• **SET PROBLEM**
Copy out the listing exactly.

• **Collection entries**
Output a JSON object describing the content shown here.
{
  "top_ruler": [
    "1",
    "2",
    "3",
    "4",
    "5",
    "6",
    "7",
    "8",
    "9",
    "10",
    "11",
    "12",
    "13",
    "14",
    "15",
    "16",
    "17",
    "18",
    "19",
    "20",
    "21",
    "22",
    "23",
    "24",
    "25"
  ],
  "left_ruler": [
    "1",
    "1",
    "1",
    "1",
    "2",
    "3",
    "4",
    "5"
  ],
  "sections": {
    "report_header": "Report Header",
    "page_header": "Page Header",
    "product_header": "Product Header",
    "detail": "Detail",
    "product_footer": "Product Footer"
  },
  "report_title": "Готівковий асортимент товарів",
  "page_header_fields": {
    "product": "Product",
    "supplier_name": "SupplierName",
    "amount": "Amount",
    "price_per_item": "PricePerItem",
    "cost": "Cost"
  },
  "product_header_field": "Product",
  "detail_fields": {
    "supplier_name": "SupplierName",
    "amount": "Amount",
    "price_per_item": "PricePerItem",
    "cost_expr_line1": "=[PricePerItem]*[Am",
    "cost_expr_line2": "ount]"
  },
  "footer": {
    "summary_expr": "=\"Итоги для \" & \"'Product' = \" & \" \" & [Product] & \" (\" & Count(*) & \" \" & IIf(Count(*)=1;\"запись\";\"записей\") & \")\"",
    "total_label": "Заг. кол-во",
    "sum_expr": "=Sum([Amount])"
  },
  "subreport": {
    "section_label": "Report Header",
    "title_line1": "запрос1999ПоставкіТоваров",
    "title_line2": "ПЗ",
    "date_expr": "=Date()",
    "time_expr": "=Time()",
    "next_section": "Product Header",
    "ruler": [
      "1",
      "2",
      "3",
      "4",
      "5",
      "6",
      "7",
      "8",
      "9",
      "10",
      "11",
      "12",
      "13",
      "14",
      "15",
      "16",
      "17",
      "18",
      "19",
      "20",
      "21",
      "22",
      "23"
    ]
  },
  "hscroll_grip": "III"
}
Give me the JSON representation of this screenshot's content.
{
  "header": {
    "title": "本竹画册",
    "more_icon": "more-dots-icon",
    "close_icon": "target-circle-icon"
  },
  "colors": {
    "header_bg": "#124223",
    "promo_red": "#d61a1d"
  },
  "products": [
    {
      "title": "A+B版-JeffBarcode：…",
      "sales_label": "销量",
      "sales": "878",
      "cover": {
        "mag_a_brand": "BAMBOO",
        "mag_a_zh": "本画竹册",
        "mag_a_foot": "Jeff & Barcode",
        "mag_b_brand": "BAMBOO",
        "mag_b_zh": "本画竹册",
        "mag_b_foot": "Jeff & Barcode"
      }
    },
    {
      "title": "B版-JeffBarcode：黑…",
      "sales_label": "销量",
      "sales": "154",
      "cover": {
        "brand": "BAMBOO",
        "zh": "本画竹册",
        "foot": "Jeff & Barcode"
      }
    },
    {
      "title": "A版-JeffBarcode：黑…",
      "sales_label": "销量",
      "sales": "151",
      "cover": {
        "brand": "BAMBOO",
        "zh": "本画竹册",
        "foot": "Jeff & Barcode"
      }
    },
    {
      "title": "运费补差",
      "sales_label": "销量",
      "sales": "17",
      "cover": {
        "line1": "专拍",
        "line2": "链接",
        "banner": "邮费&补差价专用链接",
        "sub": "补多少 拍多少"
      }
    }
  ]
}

• **FULL ANSWER**
Output a JSON object describing the content shown here.
{
  "top_ruler": [
    "1",
    "2",
    "3",
    "4",
    "5",
    "6",
    "7",
    "8",
    "9",
    "10",
    "11",
    "12",
    "13",
    "14",
    "15",
    "16",
    "17",
    "18",
    "19",
    "20",
    "21",
    "22",
    "23",
    "24",
    "25"
  ],
  "left_ruler": [
    "1",
    "1",
    "1",
    "1",
    "2",
    "3",
    "4",
    "5"
  ],
  "sections": {
    "report_header": "Report Header",
    "page_header": "Page Header",
    "product_header": "Product Header",
    "detail": "Detail",
    "product_footer": "Product Footer"
  },
  "report_title": "Готівковий асортимент товарів",
  "page_header_fields": {
    "product": "Product",
    "supplier_name": "SupplierName",
    "amount": "Amount",
    "price_per_item": "PricePerItem",
    "cost": "Cost"
  },
  "product_header_field": "Product",
  "detail_fields": {
    "supplier_name": "SupplierName",
    "amount": "Amount",
    "price_per_item": "PricePerItem",
    "cost_expr_line1": "=[PricePerItem]*[Am",
    "cost_expr_line2": "ount]"
  },
  "footer": {
    "summary_expr": "=\"Итоги для \" & \"'Product' = \" & \" \" & [Product] & \" (\" & Count(*) & \" \" & IIf(Count(*)=1;\"запись\";\"записей\") & \")\"",
    "total_label": "Заг. кол-во",
    "sum_expr": "=Sum([Amount])"
  },
  "subreport": {
    "section_label": "Report Header",
    "title_line1": "запрос1999ПоставкіТоваров",
    "title_line2": "ПЗ",
    "date_expr": "=Date()",
    "time_expr": "=Time()",
    "next_section": "Product Header",
    "ruler": [
      "1",
      "2",
      "3",
      "4",
      "5",
      "6",
      "7",
      "8",
      "9",
      "10",
      "11",
      "12",
      "13",
      "14",
      "15",
      "16",
      "17",
      "18",
      "19",
      "20",
      "21",
      "22",
      "23"
    ]
  },
  "hscroll_grip": "III"
}
Give me the JSON representation of this screenshot's content.
{
  "header": {
    "title": "本竹画册",
    "more_icon": "more-dots-icon",
    "close_icon": "target-circle-icon"
  },
  "colors": {
    "header_bg": "#124223",
    "promo_red": "#d61a1d"
  },
  "products": [
    {
      "title": "A+B版-JeffBarcode：…",
      "sales_label": "销量",
      "sales": "878",
      "cover": {
        "mag_a_brand": "BAMBOO",
        "mag_a_zh": "本画竹册",
        "mag_a_foot": "Jeff & Barcode",
        "mag_b_brand": "BAMBOO",
        "mag_b_zh": "本画竹册",
        "mag_b_foot": "Jeff & Barcode"
      }
    },
    {
      "title": "B版-JeffBarcode：黑…",
      "sales_label": "销量",
      "sales": "154",
      "cover": {
        "brand": "BAMBOO",
        "zh": "本画竹册",
        "foot": "Jeff & Barcode"
      }
    },
    {
      "title": "A版-JeffBarcode：黑…",
      "sales_label": "销量",
      "sales": "151",
      "cover": {
        "brand": "BAMBOO",
        "zh": "本画竹册",
        "foot": "Jeff & Barcode"
      }
    },
    {
      "title": "运费补差",
      "sales_label": "销量",
      "sales": "17",
      "cover": {
        "line1": "专拍",
        "line2": "链接",
        "banner": "邮费&补差价专用链接",
        "sub": "补多少 拍多少"
      }
    }
  ]
}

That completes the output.